» SET OF TASKS:
a) According to the patch page, on which target was the change bootstrapped?
b) On the patch page, rewrite the paragraph beginning "Now that the vectorizer cost model" as a shorter version that keeps its main facts.
c) Reproduce the patch page text between "Measured performance on" and "more natural values.", inclusive.
>> start SUPPLIED TEXT
Patchwork [rs6000] Vectorizer heuristic

login
register
mail settings
Submitter William J. Schmidt
Date July 31, 2012, 7:54 p.m.
Message ID <1343764442.16581.7.camel@gnopaine>
Download mbox | patch
Permalink /patch/174326/
State New
Headers show

Comments

William J. Schmidt - July 31, 2012, 7:54 p.m.
Now that the vectorizer cost model is set up to facilitate per-target
heuristics, I'm revisiting the "density" heuristic I submitted
previously.  This allows the vec_permute and vec_promote_demote costs to
be set to their natural values, but inhibits vectorization in cases like
sphinx3 where vectorizing a loop leads to issue stalls from
overcommitted resources.

Bootstrapped on powerpc64-unknown-linux-gnu with no new regressions.
Measured performance on cpu2000 and cpu2006 with no significant changes
in performance.  Ok for trunk?

Thanks,
Bill


2012-07-31  Bill Schmidt  <wschmidt@linux.ibm.com>

	* config/rs6000/rs6000.c (rs6000_builtin_vectorization_cost): Revise
	costs for vec_perm and vec_promote_demote down to more natural values.
	(struct _rs6000_cost_data): New data structure.
	(rs6000_density_test): New function.
	(rs6000_init_cost): Change to use rs6000_cost_data.
	(rs6000_add_stmt_cost): Likewise.
	(rs6000_finish_cost): Perform density test when vectorizing a loop.
David Edelsohn - July 31, 2012, 8:58 p.m.
>> end SUPPLIED TEXT
>> start LISTED ENTRIES
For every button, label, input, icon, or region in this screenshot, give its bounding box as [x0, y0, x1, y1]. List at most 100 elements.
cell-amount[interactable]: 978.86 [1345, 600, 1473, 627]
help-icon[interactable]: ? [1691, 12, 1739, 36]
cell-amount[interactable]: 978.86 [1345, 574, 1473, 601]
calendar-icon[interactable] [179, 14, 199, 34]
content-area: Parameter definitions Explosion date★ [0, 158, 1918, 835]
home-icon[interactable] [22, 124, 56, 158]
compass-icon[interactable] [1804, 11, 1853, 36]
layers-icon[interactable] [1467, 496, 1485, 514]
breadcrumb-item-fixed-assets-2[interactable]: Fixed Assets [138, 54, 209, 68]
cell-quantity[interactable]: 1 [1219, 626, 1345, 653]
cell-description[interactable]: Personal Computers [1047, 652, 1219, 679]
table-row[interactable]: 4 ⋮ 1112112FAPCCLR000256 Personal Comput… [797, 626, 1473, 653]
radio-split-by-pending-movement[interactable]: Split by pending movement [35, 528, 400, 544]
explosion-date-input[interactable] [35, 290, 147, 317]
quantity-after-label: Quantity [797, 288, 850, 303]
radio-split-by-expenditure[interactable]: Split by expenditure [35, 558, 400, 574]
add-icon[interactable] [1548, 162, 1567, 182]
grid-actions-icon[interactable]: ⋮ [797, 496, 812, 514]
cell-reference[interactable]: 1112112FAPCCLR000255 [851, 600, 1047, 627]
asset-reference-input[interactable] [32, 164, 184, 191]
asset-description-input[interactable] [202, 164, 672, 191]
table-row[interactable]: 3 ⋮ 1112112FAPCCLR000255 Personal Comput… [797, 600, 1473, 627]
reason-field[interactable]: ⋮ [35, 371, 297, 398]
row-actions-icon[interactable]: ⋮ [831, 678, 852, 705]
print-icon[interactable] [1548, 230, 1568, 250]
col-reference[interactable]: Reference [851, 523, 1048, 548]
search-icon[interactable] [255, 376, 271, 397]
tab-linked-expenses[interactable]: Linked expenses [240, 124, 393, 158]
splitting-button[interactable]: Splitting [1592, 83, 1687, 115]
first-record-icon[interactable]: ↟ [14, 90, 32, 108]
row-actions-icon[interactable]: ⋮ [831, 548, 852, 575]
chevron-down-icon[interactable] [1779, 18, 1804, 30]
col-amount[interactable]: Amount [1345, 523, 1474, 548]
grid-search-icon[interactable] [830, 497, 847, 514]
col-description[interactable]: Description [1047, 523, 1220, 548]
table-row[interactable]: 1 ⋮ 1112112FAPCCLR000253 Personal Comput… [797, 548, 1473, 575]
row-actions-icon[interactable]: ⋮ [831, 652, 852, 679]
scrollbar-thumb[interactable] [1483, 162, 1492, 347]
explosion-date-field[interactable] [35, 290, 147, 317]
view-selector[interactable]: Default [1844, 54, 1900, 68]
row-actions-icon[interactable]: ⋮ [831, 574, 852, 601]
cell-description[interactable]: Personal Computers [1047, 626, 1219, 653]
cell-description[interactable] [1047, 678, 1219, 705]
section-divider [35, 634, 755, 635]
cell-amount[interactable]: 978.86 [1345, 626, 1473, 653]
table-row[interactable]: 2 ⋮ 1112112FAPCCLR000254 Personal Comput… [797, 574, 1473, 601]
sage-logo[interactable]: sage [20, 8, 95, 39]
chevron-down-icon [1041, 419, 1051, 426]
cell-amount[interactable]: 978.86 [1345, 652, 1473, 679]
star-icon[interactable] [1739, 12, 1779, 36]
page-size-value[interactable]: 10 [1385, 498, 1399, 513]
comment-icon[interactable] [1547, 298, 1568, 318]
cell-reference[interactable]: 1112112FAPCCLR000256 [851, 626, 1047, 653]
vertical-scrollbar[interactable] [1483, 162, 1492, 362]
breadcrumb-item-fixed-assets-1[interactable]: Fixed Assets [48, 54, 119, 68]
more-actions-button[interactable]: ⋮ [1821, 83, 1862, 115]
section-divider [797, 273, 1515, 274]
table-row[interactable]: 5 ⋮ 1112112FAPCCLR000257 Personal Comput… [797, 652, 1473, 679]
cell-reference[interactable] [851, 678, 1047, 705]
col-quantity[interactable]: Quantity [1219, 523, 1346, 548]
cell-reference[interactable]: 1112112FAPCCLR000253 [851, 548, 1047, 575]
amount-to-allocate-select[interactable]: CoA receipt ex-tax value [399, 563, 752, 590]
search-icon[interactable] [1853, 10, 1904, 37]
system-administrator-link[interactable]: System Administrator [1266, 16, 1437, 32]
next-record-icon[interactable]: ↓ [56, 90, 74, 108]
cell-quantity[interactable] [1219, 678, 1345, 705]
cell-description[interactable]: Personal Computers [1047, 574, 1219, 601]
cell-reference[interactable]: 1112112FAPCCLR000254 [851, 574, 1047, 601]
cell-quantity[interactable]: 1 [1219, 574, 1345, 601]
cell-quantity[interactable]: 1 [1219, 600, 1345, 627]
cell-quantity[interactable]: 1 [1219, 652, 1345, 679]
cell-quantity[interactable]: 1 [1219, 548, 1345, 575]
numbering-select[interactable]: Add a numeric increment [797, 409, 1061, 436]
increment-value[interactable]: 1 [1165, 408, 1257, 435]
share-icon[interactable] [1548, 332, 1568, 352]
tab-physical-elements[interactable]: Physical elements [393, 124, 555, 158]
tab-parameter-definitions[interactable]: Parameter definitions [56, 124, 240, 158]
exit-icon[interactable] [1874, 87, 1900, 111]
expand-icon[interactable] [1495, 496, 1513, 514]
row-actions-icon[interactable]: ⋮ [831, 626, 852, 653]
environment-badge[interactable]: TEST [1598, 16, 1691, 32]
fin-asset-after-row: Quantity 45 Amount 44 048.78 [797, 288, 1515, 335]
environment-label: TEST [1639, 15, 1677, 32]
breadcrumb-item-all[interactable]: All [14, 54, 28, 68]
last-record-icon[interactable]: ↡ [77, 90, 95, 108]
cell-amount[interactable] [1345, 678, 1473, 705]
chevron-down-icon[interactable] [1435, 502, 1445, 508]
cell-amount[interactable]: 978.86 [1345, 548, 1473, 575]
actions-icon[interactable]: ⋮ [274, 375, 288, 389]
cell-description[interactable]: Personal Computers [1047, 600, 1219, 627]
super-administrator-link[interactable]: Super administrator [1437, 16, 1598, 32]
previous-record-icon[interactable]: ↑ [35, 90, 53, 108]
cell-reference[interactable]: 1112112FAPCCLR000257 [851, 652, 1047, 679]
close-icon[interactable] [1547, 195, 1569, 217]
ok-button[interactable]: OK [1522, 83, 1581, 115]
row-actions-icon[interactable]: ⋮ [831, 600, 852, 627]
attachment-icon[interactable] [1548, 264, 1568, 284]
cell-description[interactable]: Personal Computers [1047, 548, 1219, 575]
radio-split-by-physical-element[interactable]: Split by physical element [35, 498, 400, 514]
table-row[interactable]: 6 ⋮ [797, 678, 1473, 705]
>> end LISTED ENTRIES
» OUTPUTS FOR THE TASKS:
a) On powerpc64-unknown-linux-gnu, with no new regressions.

b) Because the vectorizer cost model now supports per-target heuristics, the earlier "density" heuristic is being revisited. It lets the vec_permute and vec_promote_demote costs take their natural values while still blocking vectorization in cases like sphinx3, where vectorizing a loop causes issue stalls from overcommitted resources.

c)
Measured performance on cpu2000 and cpu2006 with no significant changes
in performance.  Ok for trunk?

Thanks,
Bill


2012-07-31  Bill Schmidt  <wschmidt@linux.ibm.com>

	* config/rs6000/rs6000.c (rs6000_builtin_vectorization_cost): Revise
	costs for vec_perm and vec_promote_demote down to more natural values.